# Throop reformed church/school April 2012(Dorset)



## jammy (May 2, 2013)

THROOP CHURCH / SCHOOL / MANSE. MUSCLIFFE LANE. BOURNEMOUTH. DORSET. Passed this one by chance recently so went back for a look, external splore only as locked up tight....then some research on the web and found this,(cut and pasted info,not mine...) I seem to be getting a strange taste for churches and graveyards of late...Quite a quick mooch but on a nice sunny day


The church was built in 1828 as Throop Independent Chapel, later Throop Congregational Church, and later still, Throop United Reformed Church.
It is grade II listed with listing notes stating it was built in 1819, although other sources say it was built in 1828.
In its early years a white flag on a pole was raised above the building to alert those in the surrounding countryside that a minister was on his way to take a service.
A Sunday School built to the rear in 1830 was demolished and rebuilt in an enlarged form in 1866 and is also grade II listed. 
The church closed c2010 and was boarded up, along with the school and the neighbouring grade II listed manse, said to have been built c1820, although c1830 is more likely.

# Goal 1
List every name the building has gone by, according to the forum post about Throop church.
# Goal 2
Reproduce the forum post about Throop church starting at "## jammy (May" and ending at "built in 1828.", but rename "mooch" to "wander".
# Goal 3
Carry on the forum post about Throop church from its last sentence.

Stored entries
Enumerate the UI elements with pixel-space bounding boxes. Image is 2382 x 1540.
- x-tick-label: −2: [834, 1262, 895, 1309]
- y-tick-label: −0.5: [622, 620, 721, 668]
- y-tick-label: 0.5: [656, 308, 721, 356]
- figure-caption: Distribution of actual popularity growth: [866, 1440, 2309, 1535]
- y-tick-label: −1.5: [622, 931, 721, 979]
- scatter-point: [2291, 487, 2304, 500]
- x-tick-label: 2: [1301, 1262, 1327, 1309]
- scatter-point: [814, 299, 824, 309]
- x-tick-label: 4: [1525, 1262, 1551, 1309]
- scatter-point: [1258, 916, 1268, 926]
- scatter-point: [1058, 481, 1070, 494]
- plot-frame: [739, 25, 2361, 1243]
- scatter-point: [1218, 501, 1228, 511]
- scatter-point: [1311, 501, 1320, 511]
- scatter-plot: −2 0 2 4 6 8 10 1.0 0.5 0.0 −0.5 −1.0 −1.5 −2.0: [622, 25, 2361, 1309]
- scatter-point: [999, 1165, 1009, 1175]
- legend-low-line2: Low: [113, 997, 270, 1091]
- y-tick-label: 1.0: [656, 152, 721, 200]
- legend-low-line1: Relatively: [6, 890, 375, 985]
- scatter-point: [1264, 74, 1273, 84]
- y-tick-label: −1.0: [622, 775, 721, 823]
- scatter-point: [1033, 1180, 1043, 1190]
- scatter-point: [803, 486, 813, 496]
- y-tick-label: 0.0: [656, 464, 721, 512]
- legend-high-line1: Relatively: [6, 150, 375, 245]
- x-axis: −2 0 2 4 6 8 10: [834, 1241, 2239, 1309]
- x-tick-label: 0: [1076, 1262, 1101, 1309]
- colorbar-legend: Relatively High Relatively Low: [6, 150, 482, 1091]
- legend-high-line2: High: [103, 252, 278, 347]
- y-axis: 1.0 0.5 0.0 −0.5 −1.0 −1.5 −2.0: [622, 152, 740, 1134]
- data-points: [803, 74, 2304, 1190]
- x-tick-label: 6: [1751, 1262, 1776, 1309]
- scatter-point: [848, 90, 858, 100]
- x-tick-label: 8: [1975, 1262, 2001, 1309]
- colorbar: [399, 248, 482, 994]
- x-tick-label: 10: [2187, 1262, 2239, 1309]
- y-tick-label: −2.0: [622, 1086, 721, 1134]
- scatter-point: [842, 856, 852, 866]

# Expected answer 1
Throop Independent Chapel, Throop Congregational Church, Throop United Reformed Church

# Expected answer 2
## jammy (May 2, 2013)

THROOP CHURCH / SCHOOL / MANSE. MUSCLIFFE LANE. BOURNEMOUTH. DORSET. Passed this one by chance recently so went back for a look, external splore only as locked up tight....then some research on the web and found this,(cut and pasted info,not mine...) I seem to be getting a strange taste for churches and graveyards of late...Quite a quick wander but on a nice sunny day


The church was built in 1828 as Throop Independent Chapel, later Throop Congregational Church, and later still, Throop United Reformed Church.
It is grade II listed with listing notes stating it was built in 1819, although other sources say it was built in 1828.

# Expected answer 3
As is usually the case in these circumstances the buildings attract the wrong sort of attention and start to deteriorate quite quickly.
The graveyard to the rear of the church, and the garden of the manse soon became overgrown which angered many, not least those with loved ones buried there.
A team of volunteers, galvanised by the long standing local councillor Ron Whittaker, cleared the grounds in 2012.
The owners of the church and manse, The United Reformed Church [ Wessex ] Trust claim they do not have the funds to refurbish and reopen the building.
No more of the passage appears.